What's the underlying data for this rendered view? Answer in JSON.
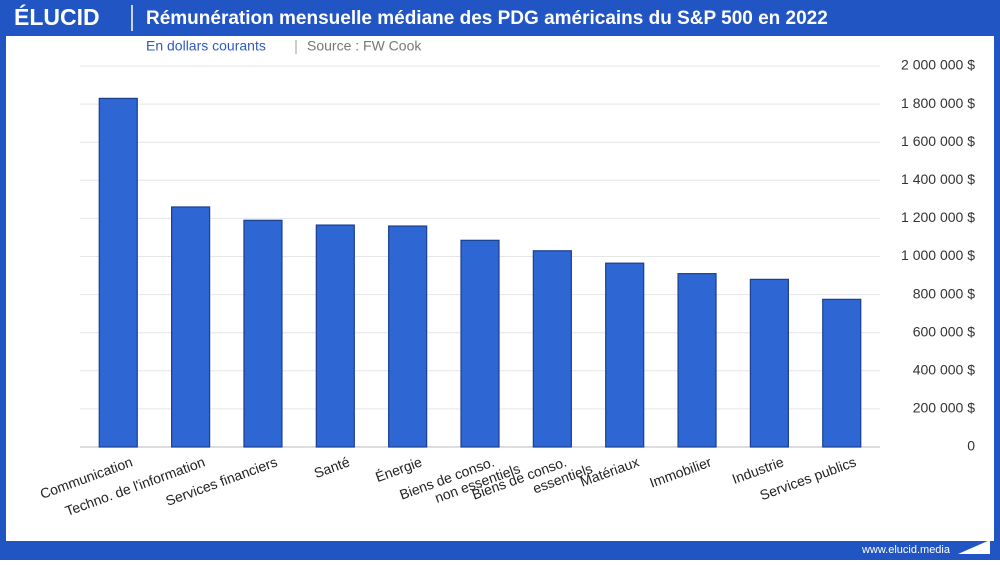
{
  "header": {
    "logo": "ÉLUCID",
    "subtitle": "En dollars courants",
    "source": "Source : FW Cook"
  },
  "footer": {
    "url": "www.elucid.media"
  },
  "chart_data": {
    "type": "bar",
    "title": "Rémunération mensuelle médiane des PDG américains du S&P 500 en 2022",
    "categories": [
      "Communication",
      "Techno. de l'information",
      "Services financiers",
      "Santé",
      "Énergie",
      "Biens de conso.\nnon essentiels",
      "Biens de conso.\nessentiels",
      "Matériaux",
      "Immobilier",
      "Industrie",
      "Services publics"
    ],
    "values": [
      1830000,
      1260000,
      1190000,
      1165000,
      1160000,
      1085000,
      1030000,
      965000,
      910000,
      880000,
      775000
    ],
    "color": "#2e67d3",
    "ylim": [
      0,
      2000000
    ],
    "yticks": [
      0,
      {
        "value": 200000,
        "label": "200 000 $"
      },
      {
        "value": 400000,
        "label": "400 000 $"
      },
      {
        "value": 600000,
        "label": "600 000 $"
      },
      {
        "value": 800000,
        "label": "800 000 $"
      },
      {
        "value": 1000000,
        "label": "1 000 000 $"
      },
      {
        "value": 1200000,
        "label": "1 200 000 $"
      },
      {
        "value": 1400000,
        "label": "1 400 000 $"
      },
      {
        "value": 1600000,
        "label": "1 600 000 $"
      },
      {
        "value": 1800000,
        "label": "1 800 000 $"
      },
      {
        "value": 2000000,
        "label": "2 000 000 $"
      }
    ],
    "grid": true
  }
}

- _What the exercise asks_
Each line in the listing above that contains "conso" should be copied.

- _Finished task_
      "Biens de conso.\nnon essentiels",
      "Biens de conso.\nessentiels",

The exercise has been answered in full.